• [Given information]:

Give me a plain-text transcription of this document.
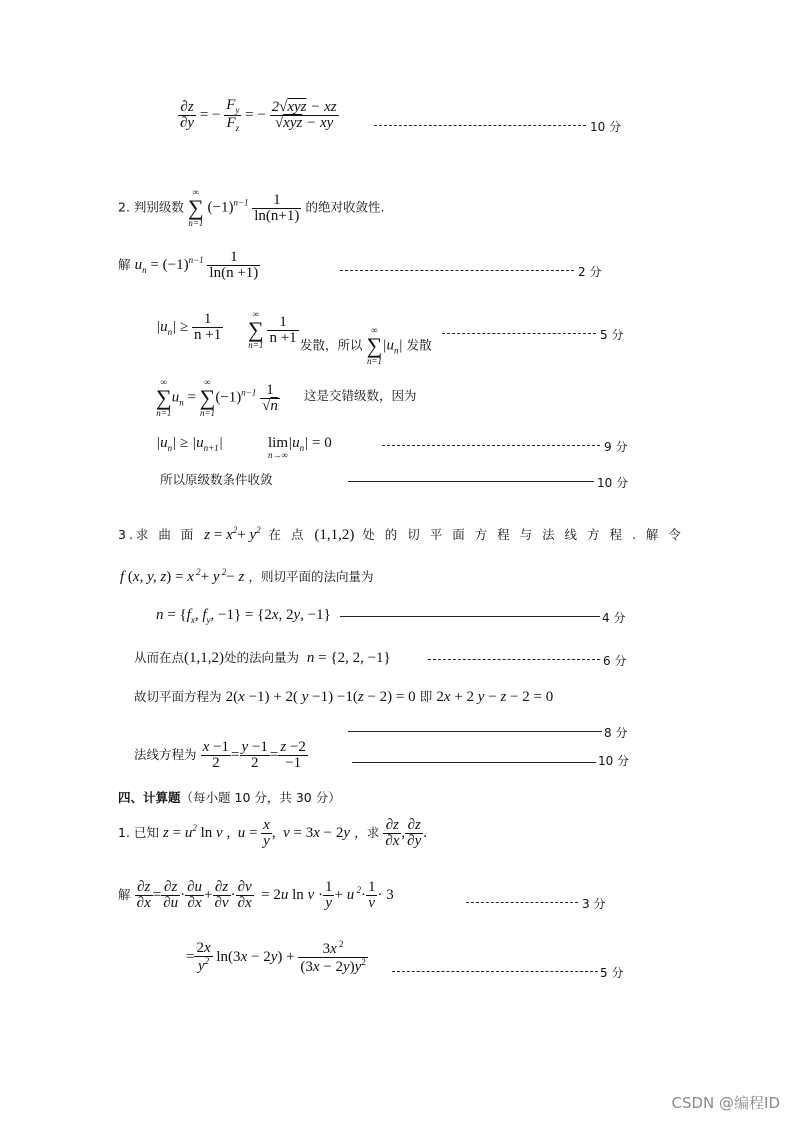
$\frac{\partial z}{\partial y}$ = − $\frac{F_y}{F_z}$ = − $\frac{\text{2√xyz − xz}}{\text{√xyz − xy}}$	10 分
2. 判别级数
∞
∑
n=1
$(-1)^{n-1} \frac{1}{\ln(n+1)}$ 的绝对收敛性.
解 $u_n = (-1)^{n-1} \frac{1}{\ln(n +1)}$	2 分
$|u_n| \ge \frac{1}{n +1}$	∞
∑
n=1
$\frac{1}{n +1}$ 发散，所以
∞
∑
n=1
$|u_n|$ 发散
5 分
∞
∑
n=1
$u_n$ =
∞
∑
n=1
$(-1)^{n-1} \frac{1}{√n}$ 这是交错级数，因为
$|u_n| \ge |u_{n+1}|$	lim
n→∞
$|u_n| = 0$	9 分
所以原级数条件收敛	10 分
3.求 曲 面  $z = x^2+ y^2$ 在 点  (1,1,2)  处 的 切 平 面 方 程 与 法 线 方 程 . 解 令
f (x, y, z) = x $^2$+ y $^2$− z ，则切平面的法向量为
$n = \{f_x$, $f_y$, −1} = {2x, 2y, −1}	4 分
从而在点(1,1,2)处的法向量为  n = {2, 2, −1}	6 分
故切平面方程为 2(x −1) + 2( y −1) −1(z − 2) = 0 即 2x + 2 y − z − 2 = 0
8 分
法线方程为 $\frac{x -1}{2} = \frac{y -1}{2} = \frac{z -2}{-1}$	10 分
四、计算题（每小题 10 分，共 30 分）
1. 已知 $z = u^2$ ln v ,  $u = \frac{x}{y}$ ,  v = 3x − 2y ，求 $\frac{\partial z}{\partial x}$ , $\frac{\partial z}{\partial y}$ .
解 $\frac{\partial z}{\partial x} = \frac{\partial z}{\partial u} \cdot \frac{\partial u}{\partial x} + \frac{\partial z}{\partial v} \cdot \frac{\partial v}{\partial x} = 2u$ $\ln v \cdot \frac{1}{y} + u$ $^2\cdot \frac{1}{v} \cdot 3$
3 分
= $\frac{2x}{y^2} \ln(3x - 2y) + \frac{3x ^2}{(3x - 2y)y^2}$	5 分
CSDN @编程ID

• [What you should do]: Find all lines with "text" in them and copy each one.

• [Final answer]:
Give me a plain-text transcription of this document.
$\frac{\partial z}{\partial y}$ = − $\frac{F_y}{F_z}$ = − $\frac{\text{2√xyz − xz}}{\text{√xyz − xy}}$	10 分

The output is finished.